Scan the material for the word "Number", and copy each line where it shows up.

[Begin DATA SUPPLIED]

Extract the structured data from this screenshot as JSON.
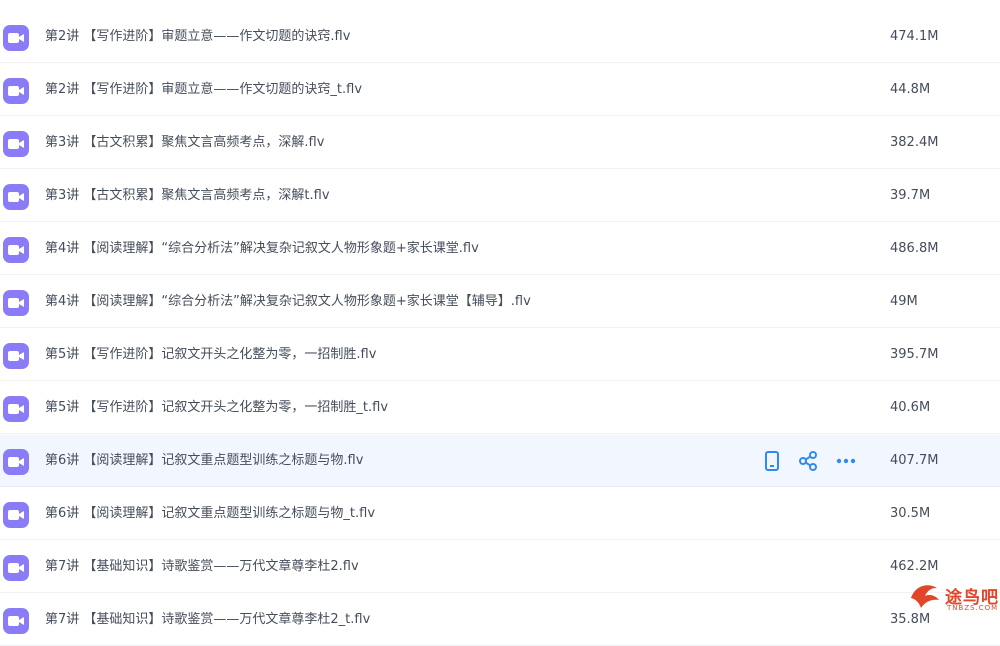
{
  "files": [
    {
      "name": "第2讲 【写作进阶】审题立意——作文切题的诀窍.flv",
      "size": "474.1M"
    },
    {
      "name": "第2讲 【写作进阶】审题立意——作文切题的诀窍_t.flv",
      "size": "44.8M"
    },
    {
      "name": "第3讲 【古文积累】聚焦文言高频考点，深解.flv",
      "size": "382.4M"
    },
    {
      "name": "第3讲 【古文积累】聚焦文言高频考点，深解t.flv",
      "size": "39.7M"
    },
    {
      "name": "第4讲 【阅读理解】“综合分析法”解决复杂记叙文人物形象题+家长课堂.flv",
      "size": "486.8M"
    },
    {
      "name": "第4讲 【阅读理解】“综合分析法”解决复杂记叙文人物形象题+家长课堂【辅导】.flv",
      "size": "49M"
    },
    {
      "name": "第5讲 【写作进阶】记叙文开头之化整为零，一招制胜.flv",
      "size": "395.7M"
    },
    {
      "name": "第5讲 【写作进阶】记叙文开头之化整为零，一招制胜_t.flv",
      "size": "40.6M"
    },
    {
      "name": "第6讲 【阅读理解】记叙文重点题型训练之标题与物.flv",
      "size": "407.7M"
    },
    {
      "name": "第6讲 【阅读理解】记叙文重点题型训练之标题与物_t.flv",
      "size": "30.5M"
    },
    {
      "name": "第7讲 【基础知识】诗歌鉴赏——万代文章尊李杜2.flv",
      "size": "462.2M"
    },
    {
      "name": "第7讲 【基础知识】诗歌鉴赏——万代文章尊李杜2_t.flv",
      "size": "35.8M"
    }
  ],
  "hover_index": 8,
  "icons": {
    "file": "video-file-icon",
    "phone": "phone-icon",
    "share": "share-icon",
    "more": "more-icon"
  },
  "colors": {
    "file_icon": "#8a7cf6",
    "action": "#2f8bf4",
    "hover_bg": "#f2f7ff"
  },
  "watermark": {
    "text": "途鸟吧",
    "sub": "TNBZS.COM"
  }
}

[End DATA SUPPLIED]
[Begin DATA SUPPLIED]

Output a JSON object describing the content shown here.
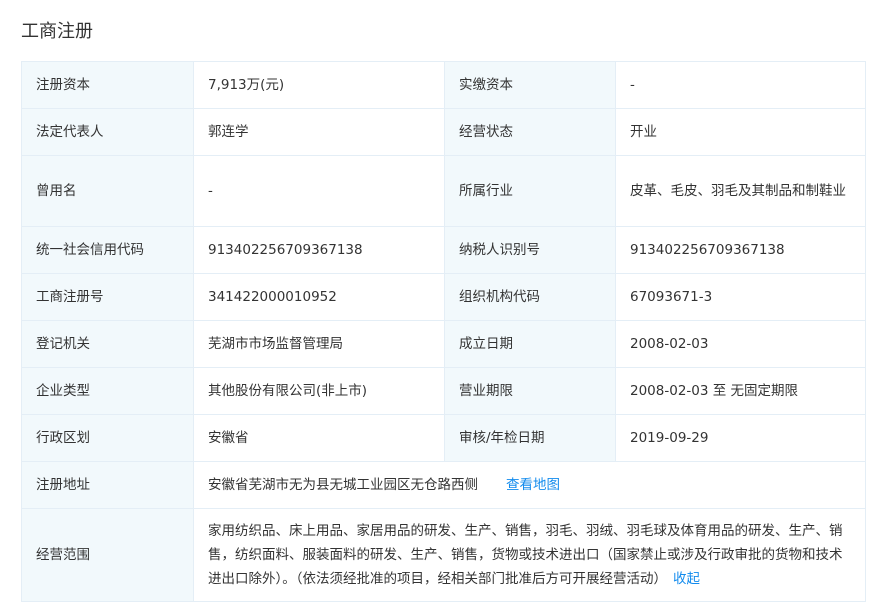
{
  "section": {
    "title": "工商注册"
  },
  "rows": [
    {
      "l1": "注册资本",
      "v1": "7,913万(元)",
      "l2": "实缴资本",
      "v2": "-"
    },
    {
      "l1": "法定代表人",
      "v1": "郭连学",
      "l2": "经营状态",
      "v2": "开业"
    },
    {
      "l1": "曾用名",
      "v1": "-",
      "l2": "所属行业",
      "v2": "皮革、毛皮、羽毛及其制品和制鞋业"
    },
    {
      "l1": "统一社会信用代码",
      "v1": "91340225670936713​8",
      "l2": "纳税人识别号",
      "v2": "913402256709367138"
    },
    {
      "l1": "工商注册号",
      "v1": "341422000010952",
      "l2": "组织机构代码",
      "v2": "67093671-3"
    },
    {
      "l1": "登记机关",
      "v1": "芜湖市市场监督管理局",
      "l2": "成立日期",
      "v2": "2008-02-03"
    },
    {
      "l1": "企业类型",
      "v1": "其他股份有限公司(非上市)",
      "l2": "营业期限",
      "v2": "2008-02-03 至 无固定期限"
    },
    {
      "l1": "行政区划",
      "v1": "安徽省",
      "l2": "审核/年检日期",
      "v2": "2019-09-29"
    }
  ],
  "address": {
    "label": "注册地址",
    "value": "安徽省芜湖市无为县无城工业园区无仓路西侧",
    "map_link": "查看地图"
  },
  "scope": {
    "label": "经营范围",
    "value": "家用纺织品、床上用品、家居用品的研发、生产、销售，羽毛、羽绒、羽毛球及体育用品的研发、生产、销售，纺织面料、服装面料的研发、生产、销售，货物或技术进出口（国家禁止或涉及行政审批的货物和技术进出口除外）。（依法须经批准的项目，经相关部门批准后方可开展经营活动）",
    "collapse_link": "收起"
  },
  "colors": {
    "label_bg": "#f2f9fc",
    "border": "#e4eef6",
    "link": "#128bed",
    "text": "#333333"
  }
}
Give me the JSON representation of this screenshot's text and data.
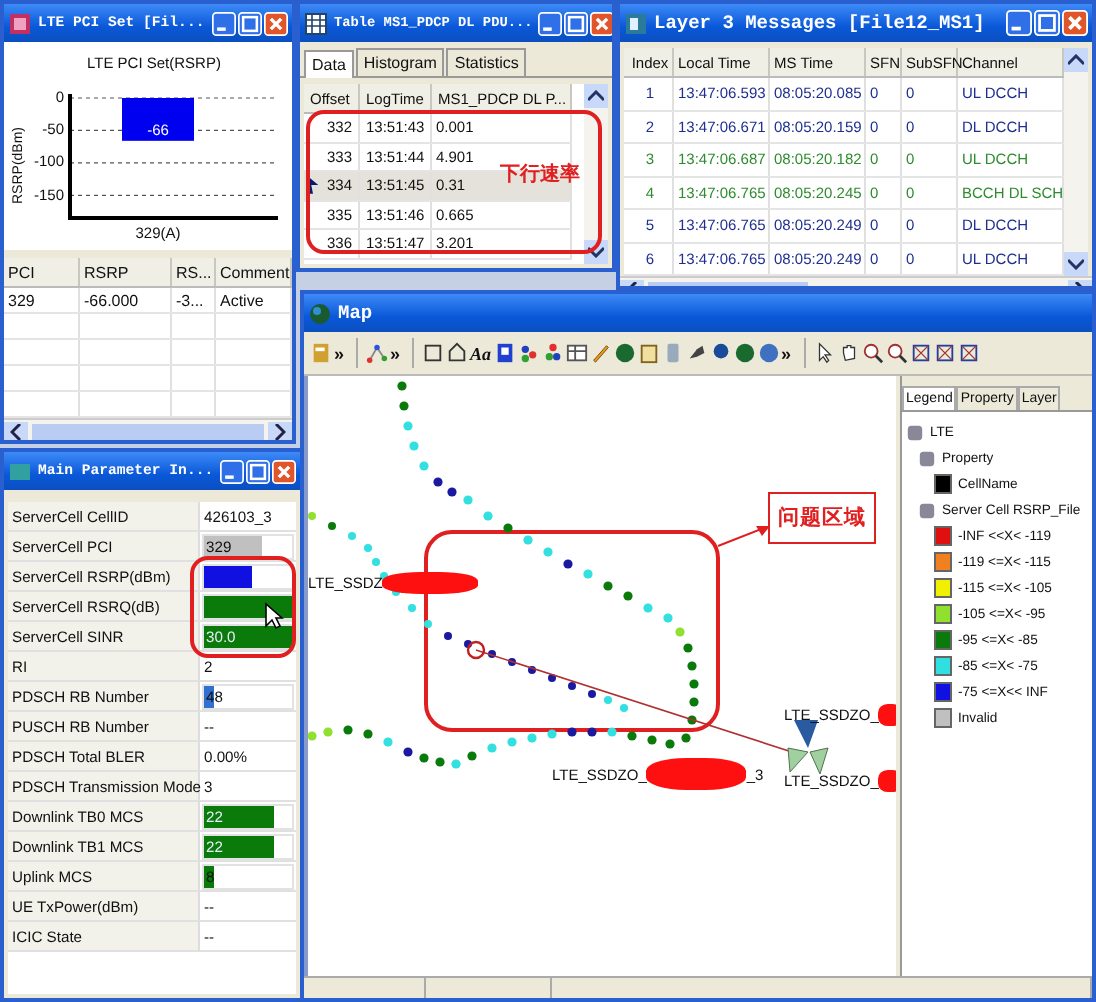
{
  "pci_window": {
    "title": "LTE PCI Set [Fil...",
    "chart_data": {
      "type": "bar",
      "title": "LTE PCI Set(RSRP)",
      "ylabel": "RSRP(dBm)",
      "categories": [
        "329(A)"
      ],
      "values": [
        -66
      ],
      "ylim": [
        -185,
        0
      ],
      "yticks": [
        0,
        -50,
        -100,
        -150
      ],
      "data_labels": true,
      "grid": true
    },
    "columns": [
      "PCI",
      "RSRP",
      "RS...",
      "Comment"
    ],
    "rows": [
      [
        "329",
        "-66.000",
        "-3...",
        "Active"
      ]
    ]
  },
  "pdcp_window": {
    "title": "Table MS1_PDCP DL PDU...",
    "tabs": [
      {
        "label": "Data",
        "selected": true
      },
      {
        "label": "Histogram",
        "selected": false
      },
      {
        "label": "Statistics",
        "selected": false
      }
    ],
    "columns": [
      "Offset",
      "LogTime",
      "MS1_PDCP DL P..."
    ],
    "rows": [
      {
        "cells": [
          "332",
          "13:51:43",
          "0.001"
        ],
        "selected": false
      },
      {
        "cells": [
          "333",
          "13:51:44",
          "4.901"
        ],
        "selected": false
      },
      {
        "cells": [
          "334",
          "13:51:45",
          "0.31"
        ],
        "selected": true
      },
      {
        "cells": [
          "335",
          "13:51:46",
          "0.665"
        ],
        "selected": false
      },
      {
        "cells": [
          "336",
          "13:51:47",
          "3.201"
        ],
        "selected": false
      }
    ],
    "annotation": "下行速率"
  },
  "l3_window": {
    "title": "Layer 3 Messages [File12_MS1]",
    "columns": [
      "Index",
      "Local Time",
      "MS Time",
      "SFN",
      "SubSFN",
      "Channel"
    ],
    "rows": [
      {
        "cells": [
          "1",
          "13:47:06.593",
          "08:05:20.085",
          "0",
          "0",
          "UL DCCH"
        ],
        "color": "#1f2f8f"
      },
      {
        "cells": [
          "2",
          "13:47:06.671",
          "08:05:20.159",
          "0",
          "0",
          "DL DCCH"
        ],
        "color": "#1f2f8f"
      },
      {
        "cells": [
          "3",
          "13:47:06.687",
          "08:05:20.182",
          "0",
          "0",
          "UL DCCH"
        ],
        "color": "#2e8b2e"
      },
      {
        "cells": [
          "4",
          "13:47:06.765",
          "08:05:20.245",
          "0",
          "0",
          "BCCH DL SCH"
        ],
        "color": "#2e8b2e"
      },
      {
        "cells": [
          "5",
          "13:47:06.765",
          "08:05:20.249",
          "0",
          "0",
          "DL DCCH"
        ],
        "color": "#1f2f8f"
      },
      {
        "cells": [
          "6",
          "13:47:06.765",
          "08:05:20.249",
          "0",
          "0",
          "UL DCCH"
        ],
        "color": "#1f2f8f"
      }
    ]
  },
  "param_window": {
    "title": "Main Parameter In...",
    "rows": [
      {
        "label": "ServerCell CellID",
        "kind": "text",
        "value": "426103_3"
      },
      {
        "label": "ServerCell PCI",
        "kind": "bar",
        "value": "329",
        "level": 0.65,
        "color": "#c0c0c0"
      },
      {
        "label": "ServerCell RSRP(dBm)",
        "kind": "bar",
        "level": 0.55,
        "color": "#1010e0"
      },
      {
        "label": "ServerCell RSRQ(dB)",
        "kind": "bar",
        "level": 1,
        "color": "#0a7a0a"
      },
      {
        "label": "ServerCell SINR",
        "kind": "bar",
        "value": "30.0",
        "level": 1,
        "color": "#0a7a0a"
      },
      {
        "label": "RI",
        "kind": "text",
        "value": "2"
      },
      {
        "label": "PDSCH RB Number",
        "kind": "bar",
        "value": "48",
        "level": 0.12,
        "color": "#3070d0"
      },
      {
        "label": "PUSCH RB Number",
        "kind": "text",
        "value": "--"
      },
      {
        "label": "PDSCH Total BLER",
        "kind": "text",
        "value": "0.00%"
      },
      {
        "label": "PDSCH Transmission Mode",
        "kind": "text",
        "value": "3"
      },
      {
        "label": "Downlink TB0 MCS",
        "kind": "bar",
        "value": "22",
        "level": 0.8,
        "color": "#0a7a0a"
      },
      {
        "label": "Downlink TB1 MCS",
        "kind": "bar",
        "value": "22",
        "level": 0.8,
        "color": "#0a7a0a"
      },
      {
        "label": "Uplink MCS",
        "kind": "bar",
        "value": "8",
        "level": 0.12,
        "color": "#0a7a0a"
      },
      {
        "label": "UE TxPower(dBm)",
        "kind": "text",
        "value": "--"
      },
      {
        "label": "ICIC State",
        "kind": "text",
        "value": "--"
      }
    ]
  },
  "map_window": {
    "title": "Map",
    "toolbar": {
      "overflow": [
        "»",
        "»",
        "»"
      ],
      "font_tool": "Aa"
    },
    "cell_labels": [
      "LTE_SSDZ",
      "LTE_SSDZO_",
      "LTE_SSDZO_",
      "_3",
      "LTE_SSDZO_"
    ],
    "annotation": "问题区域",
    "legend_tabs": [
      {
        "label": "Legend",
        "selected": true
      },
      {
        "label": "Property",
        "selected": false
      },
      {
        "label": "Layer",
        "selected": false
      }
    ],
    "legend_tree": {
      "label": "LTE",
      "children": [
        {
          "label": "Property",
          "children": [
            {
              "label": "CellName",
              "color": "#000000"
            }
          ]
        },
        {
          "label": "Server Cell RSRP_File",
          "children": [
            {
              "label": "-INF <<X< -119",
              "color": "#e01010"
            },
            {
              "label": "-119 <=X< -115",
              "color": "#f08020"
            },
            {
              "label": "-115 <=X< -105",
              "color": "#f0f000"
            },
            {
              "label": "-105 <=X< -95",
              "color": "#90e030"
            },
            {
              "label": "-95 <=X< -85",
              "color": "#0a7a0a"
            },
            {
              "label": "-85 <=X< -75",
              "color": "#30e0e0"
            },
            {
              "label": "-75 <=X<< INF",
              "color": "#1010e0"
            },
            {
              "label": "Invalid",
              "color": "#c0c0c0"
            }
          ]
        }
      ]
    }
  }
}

[End DATA SUPPLIED]
[Begin DATA SUPPLIED]

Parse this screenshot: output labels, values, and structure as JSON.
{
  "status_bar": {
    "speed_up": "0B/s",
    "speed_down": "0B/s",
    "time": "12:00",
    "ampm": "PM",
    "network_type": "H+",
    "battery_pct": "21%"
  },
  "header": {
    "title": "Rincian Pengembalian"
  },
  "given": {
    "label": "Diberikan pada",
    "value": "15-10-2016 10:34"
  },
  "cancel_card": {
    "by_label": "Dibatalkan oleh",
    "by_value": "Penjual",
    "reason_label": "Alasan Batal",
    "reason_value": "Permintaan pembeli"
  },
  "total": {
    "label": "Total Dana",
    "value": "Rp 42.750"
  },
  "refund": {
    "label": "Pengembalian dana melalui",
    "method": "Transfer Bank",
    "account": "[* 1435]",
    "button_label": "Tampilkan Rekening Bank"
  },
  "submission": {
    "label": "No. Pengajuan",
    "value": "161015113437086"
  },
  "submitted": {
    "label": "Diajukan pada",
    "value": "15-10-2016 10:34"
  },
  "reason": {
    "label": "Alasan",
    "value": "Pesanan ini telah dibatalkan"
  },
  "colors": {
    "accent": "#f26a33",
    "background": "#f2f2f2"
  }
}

[End DATA SUPPLIED]

### TASK RESULT
        "label": "PDSCH RB Number",
        "label": "PUSCH RB Number",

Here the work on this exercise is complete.